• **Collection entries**
+---+

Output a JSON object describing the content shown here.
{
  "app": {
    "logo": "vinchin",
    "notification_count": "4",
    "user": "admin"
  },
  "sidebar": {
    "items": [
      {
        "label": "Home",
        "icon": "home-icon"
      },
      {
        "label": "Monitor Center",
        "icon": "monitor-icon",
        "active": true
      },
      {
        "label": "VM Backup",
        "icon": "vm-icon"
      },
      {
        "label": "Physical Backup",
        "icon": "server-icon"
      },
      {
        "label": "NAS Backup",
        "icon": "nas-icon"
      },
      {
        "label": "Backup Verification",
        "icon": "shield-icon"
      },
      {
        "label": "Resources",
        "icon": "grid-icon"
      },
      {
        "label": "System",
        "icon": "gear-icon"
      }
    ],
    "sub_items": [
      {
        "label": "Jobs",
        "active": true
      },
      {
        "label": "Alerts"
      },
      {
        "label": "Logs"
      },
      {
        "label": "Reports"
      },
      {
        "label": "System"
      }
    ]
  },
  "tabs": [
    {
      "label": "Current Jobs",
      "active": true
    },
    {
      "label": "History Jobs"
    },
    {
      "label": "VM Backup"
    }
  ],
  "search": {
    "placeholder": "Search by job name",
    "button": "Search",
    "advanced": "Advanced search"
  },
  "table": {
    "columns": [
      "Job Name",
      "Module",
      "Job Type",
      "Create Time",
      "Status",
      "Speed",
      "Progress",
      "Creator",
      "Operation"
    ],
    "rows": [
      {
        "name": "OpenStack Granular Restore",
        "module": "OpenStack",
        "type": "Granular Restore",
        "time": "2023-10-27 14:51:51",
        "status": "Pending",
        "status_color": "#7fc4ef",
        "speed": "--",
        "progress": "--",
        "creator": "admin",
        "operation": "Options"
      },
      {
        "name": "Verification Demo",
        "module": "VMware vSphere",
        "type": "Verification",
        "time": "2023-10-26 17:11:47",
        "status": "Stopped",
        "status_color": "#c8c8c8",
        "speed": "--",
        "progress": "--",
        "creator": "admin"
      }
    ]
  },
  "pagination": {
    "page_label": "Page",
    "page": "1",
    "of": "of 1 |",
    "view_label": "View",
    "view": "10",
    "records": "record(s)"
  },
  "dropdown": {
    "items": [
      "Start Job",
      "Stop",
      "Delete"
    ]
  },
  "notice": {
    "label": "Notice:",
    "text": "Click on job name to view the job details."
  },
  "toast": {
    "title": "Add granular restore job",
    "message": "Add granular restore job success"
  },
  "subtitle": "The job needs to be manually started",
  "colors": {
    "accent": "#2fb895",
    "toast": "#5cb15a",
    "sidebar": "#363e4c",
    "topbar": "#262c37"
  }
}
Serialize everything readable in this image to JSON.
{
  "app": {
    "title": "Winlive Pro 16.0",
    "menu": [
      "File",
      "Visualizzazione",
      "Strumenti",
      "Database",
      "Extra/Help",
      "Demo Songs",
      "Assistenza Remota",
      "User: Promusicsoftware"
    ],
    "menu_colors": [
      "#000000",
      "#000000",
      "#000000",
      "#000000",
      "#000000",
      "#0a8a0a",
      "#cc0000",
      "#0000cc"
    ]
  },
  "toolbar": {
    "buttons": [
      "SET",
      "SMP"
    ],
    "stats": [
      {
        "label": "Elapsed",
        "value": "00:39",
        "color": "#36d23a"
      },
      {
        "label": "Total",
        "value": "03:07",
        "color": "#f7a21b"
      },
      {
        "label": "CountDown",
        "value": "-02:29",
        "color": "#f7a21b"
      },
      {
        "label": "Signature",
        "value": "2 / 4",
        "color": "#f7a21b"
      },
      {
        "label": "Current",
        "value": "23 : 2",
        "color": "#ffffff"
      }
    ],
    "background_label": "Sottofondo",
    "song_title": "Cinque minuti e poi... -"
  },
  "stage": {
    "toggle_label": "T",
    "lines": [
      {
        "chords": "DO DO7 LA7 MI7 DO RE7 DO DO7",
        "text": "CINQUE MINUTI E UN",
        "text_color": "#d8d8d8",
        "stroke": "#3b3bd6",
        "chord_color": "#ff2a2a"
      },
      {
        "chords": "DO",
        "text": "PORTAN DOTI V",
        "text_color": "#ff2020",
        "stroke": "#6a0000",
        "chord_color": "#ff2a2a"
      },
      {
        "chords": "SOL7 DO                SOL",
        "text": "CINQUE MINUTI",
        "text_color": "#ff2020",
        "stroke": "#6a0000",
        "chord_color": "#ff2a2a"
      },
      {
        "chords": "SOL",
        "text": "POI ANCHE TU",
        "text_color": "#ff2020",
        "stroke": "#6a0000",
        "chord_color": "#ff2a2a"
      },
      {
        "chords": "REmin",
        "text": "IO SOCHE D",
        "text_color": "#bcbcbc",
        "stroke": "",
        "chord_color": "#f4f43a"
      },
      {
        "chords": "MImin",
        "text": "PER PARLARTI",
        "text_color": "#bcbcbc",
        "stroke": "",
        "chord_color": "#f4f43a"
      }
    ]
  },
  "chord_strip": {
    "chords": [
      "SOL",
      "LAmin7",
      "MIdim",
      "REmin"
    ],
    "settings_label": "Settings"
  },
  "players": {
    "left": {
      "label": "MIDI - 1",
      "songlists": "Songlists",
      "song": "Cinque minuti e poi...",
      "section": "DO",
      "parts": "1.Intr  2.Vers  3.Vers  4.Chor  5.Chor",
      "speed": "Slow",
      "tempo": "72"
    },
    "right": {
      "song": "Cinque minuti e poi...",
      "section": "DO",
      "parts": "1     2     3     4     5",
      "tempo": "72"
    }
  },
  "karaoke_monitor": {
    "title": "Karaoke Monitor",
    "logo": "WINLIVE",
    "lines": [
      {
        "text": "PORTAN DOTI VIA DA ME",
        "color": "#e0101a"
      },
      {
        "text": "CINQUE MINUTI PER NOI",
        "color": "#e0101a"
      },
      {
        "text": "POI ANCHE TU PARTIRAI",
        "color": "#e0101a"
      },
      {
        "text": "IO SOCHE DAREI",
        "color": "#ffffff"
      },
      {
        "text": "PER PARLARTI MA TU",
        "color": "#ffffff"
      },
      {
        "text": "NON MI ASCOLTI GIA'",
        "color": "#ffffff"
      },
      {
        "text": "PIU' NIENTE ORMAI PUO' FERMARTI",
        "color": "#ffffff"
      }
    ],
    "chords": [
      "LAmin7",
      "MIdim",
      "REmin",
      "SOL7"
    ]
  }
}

+---+

• **PROBLEM DETAILS**
Write the listing out again, exactly as shown above.

• **SOLUTION**
Output a JSON object describing the content shown here.
{
  "app": {
    "logo": "vinchin",
    "notification_count": "4",
    "user": "admin"
  },
  "sidebar": {
    "items": [
      {
        "label": "Home",
        "icon": "home-icon"
      },
      {
        "label": "Monitor Center",
        "icon": "monitor-icon",
        "active": true
      },
      {
        "label": "VM Backup",
        "icon": "vm-icon"
      },
      {
        "label": "Physical Backup",
        "icon": "server-icon"
      },
      {
        "label": "NAS Backup",
        "icon": "nas-icon"
      },
      {
        "label": "Backup Verification",
        "icon": "shield-icon"
      },
      {
        "label": "Resources",
        "icon": "grid-icon"
      },
      {
        "label": "System",
        "icon": "gear-icon"
      }
    ],
    "sub_items": [
      {
        "label": "Jobs",
        "active": true
      },
      {
        "label": "Alerts"
      },
      {
        "label": "Logs"
      },
      {
        "label": "Reports"
      },
      {
        "label": "System"
      }
    ]
  },
  "tabs": [
    {
      "label": "Current Jobs",
      "active": true
    },
    {
      "label": "History Jobs"
    },
    {
      "label": "VM Backup"
    }
  ],
  "search": {
    "placeholder": "Search by job name",
    "button": "Search",
    "advanced": "Advanced search"
  },
  "table": {
    "columns": [
      "Job Name",
      "Module",
      "Job Type",
      "Create Time",
      "Status",
      "Speed",
      "Progress",
      "Creator",
      "Operation"
    ],
    "rows": [
      {
        "name": "OpenStack Granular Restore",
        "module": "OpenStack",
        "type": "Granular Restore",
        "time": "2023-10-27 14:51:51",
        "status": "Pending",
        "status_color": "#7fc4ef",
        "speed": "--",
        "progress": "--",
        "creator": "admin",
        "operation": "Options"
      },
      {
        "name": "Verification Demo",
        "module": "VMware vSphere",
        "type": "Verification",
        "time": "2023-10-26 17:11:47",
        "status": "Stopped",
        "status_color": "#c8c8c8",
        "speed": "--",
        "progress": "--",
        "creator": "admin"
      }
    ]
  },
  "pagination": {
    "page_label": "Page",
    "page": "1",
    "of": "of 1 |",
    "view_label": "View",
    "view": "10",
    "records": "record(s)"
  },
  "dropdown": {
    "items": [
      "Start Job",
      "Stop",
      "Delete"
    ]
  },
  "notice": {
    "label": "Notice:",
    "text": "Click on job name to view the job details."
  },
  "toast": {
    "title": "Add granular restore job",
    "message": "Add granular restore job success"
  },
  "subtitle": "The job needs to be manually started",
  "colors": {
    "accent": "#2fb895",
    "toast": "#5cb15a",
    "sidebar": "#363e4c",
    "topbar": "#262c37"
  }
}
Serialize everything readable in this image to JSON.
{
  "app": {
    "title": "Winlive Pro 16.0",
    "menu": [
      "File",
      "Visualizzazione",
      "Strumenti",
      "Database",
      "Extra/Help",
      "Demo Songs",
      "Assistenza Remota",
      "User: Promusicsoftware"
    ],
    "menu_colors": [
      "#000000",
      "#000000",
      "#000000",
      "#000000",
      "#000000",
      "#0a8a0a",
      "#cc0000",
      "#0000cc"
    ]
  },
  "toolbar": {
    "buttons": [
      "SET",
      "SMP"
    ],
    "stats": [
      {
        "label": "Elapsed",
        "value": "00:39",
        "color": "#36d23a"
      },
      {
        "label": "Total",
        "value": "03:07",
        "color": "#f7a21b"
      },
      {
        "label": "CountDown",
        "value": "-02:29",
        "color": "#f7a21b"
      },
      {
        "label": "Signature",
        "value": "2 / 4",
        "color": "#f7a21b"
      },
      {
        "label": "Current",
        "value": "23 : 2",
        "color": "#ffffff"
      }
    ],
    "background_label": "Sottofondo",
    "song_title": "Cinque minuti e poi... -"
  },
  "stage": {
    "toggle_label": "T",
    "lines": [
      {
        "chords": "DO DO7 LA7 MI7 DO RE7 DO DO7",
        "text": "CINQUE MINUTI E UN",
        "text_color": "#d8d8d8",
        "stroke": "#3b3bd6",
        "chord_color": "#ff2a2a"
      },
      {
        "chords": "DO",
        "text": "PORTAN DOTI V",
        "text_color": "#ff2020",
        "stroke": "#6a0000",
        "chord_color": "#ff2a2a"
      },
      {
        "chords": "SOL7 DO                SOL",
        "text": "CINQUE MINUTI",
        "text_color": "#ff2020",
        "stroke": "#6a0000",
        "chord_color": "#ff2a2a"
      },
      {
        "chords": "SOL",
        "text": "POI ANCHE TU",
        "text_color": "#ff2020",
        "stroke": "#6a0000",
        "chord_color": "#ff2a2a"
      },
      {
        "chords": "REmin",
        "text": "IO SOCHE D",
        "text_color": "#bcbcbc",
        "stroke": "",
        "chord_color": "#f4f43a"
      },
      {
        "chords": "MImin",
        "text": "PER PARLARTI",
        "text_color": "#bcbcbc",
        "stroke": "",
        "chord_color": "#f4f43a"
      }
    ]
  },
  "chord_strip": {
    "chords": [
      "SOL",
      "LAmin7",
      "MIdim",
      "REmin"
    ],
    "settings_label": "Settings"
  },
  "players": {
    "left": {
      "label": "MIDI - 1",
      "songlists": "Songlists",
      "song": "Cinque minuti e poi...",
      "section": "DO",
      "parts": "1.Intr  2.Vers  3.Vers  4.Chor  5.Chor",
      "speed": "Slow",
      "tempo": "72"
    },
    "right": {
      "song": "Cinque minuti e poi...",
      "section": "DO",
      "parts": "1     2     3     4     5",
      "tempo": "72"
    }
  },
  "karaoke_monitor": {
    "title": "Karaoke Monitor",
    "logo": "WINLIVE",
    "lines": [
      {
        "text": "PORTAN DOTI VIA DA ME",
        "color": "#e0101a"
      },
      {
        "text": "CINQUE MINUTI PER NOI",
        "color": "#e0101a"
      },
      {
        "text": "POI ANCHE TU PARTIRAI",
        "color": "#e0101a"
      },
      {
        "text": "IO SOCHE DAREI",
        "color": "#ffffff"
      },
      {
        "text": "PER PARLARTI MA TU",
        "color": "#ffffff"
      },
      {
        "text": "NON MI ASCOLTI GIA'",
        "color": "#ffffff"
      },
      {
        "text": "PIU' NIENTE ORMAI PUO' FERMARTI",
        "color": "#ffffff"
      }
    ],
    "chords": [
      "LAmin7",
      "MIdim",
      "REmin",
      "SOL7"
    ]
  }
}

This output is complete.